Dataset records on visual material

::::

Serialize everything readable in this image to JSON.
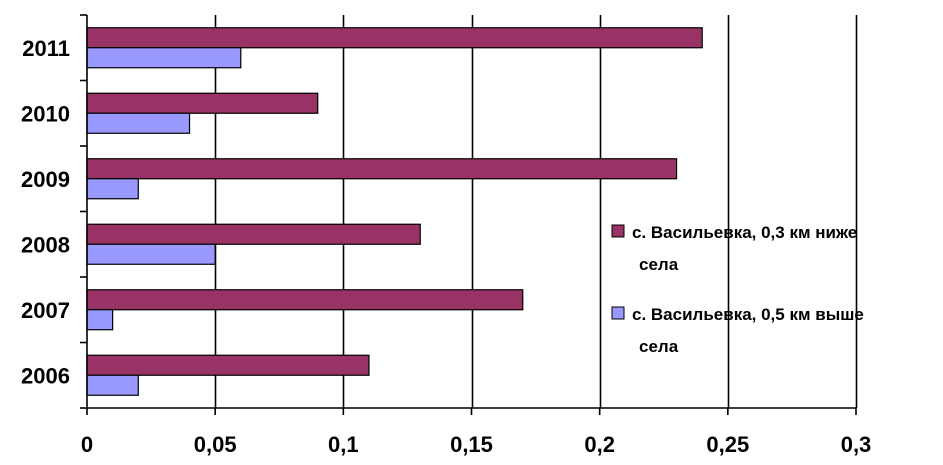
{
  "chart_data": {
    "type": "bar",
    "orientation": "horizontal",
    "categories": [
      "2006",
      "2007",
      "2008",
      "2009",
      "2010",
      "2011"
    ],
    "series": [
      {
        "name": "с. Васильевка, 0,3 км ниже села",
        "values": [
          0.11,
          0.17,
          0.13,
          0.23,
          0.09,
          0.24
        ],
        "color": "#993366"
      },
      {
        "name": "с. Васильевка, 0,5 км выше села",
        "values": [
          0.02,
          0.01,
          0.05,
          0.02,
          0.04,
          0.06
        ],
        "color": "#9999ff"
      }
    ],
    "xlim": [
      0,
      0.3
    ],
    "x_ticks": [
      0,
      0.05,
      0.1,
      0.15,
      0.2,
      0.25,
      0.3
    ],
    "x_tick_labels": [
      "0",
      "0,05",
      "0,1",
      "0,15",
      "0,2",
      "0,25",
      "0,3"
    ],
    "grid": "vertical",
    "legend_position": "right",
    "legend": [
      {
        "lines": [
          "с. Васильевка, 0,3 км ниже",
          "села"
        ]
      },
      {
        "lines": [
          "с. Васильевка, 0,5 км выше",
          "села"
        ]
      }
    ]
  }
}
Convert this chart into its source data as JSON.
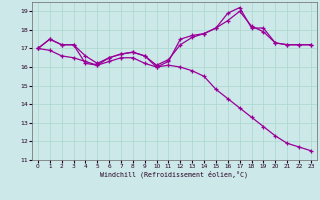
{
  "xlabel": "Windchill (Refroidissement éolien,°C)",
  "xlim": [
    -0.5,
    23.5
  ],
  "ylim": [
    11,
    19.5
  ],
  "yticks": [
    11,
    12,
    13,
    14,
    15,
    16,
    17,
    18,
    19
  ],
  "xticks": [
    0,
    1,
    2,
    3,
    4,
    5,
    6,
    7,
    8,
    9,
    10,
    11,
    12,
    13,
    14,
    15,
    16,
    17,
    18,
    19,
    20,
    21,
    22,
    23
  ],
  "bg_color": "#cde8e8",
  "grid_color": "#a8d8cc",
  "line_color": "#990099",
  "line1": [
    17.0,
    17.5,
    17.2,
    17.2,
    16.6,
    16.2,
    16.5,
    16.7,
    16.8,
    16.6,
    16.0,
    16.3,
    17.5,
    17.7,
    17.8,
    18.1,
    18.5,
    19.0,
    18.2,
    17.9,
    17.3,
    17.2,
    17.2,
    17.2
  ],
  "line2": [
    17.0,
    17.5,
    17.2,
    17.2,
    16.2,
    16.1,
    16.5,
    16.7,
    16.8,
    16.6,
    16.1,
    16.4,
    17.2,
    17.6,
    17.8,
    18.1,
    18.9,
    19.2,
    18.1,
    18.1,
    17.3,
    17.2,
    17.2,
    17.2
  ],
  "line3": [
    17.0,
    16.9,
    16.6,
    16.5,
    16.3,
    16.1,
    16.3,
    16.5,
    16.5,
    16.2,
    16.0,
    16.1,
    16.0,
    15.8,
    15.5,
    14.8,
    14.3,
    13.8,
    13.3,
    12.8,
    12.3,
    11.9,
    11.7,
    11.5
  ]
}
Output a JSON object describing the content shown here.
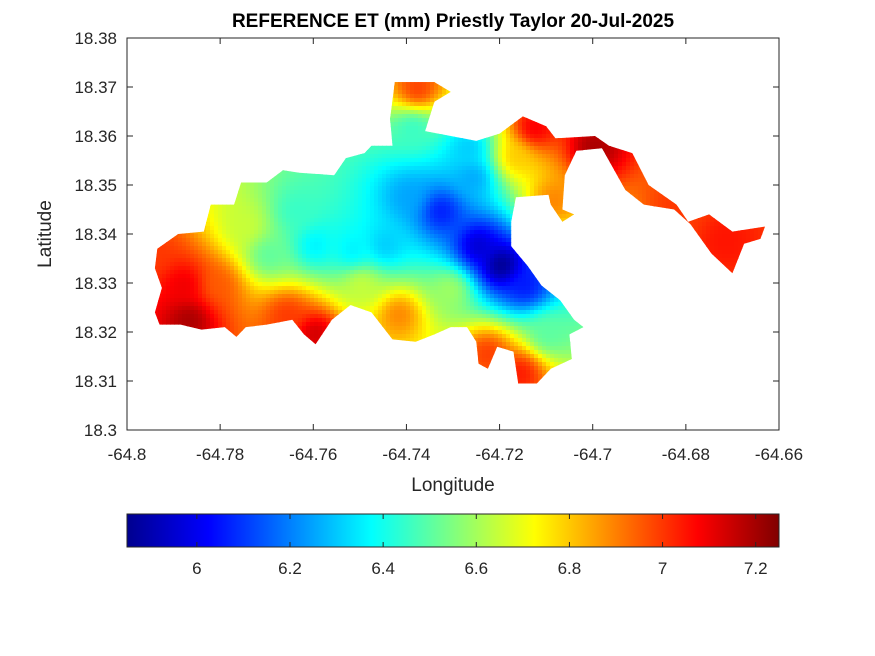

::::

(Short problem) Only the number is required: the count of lines containing the word "name".

(Answer for this exercise) 2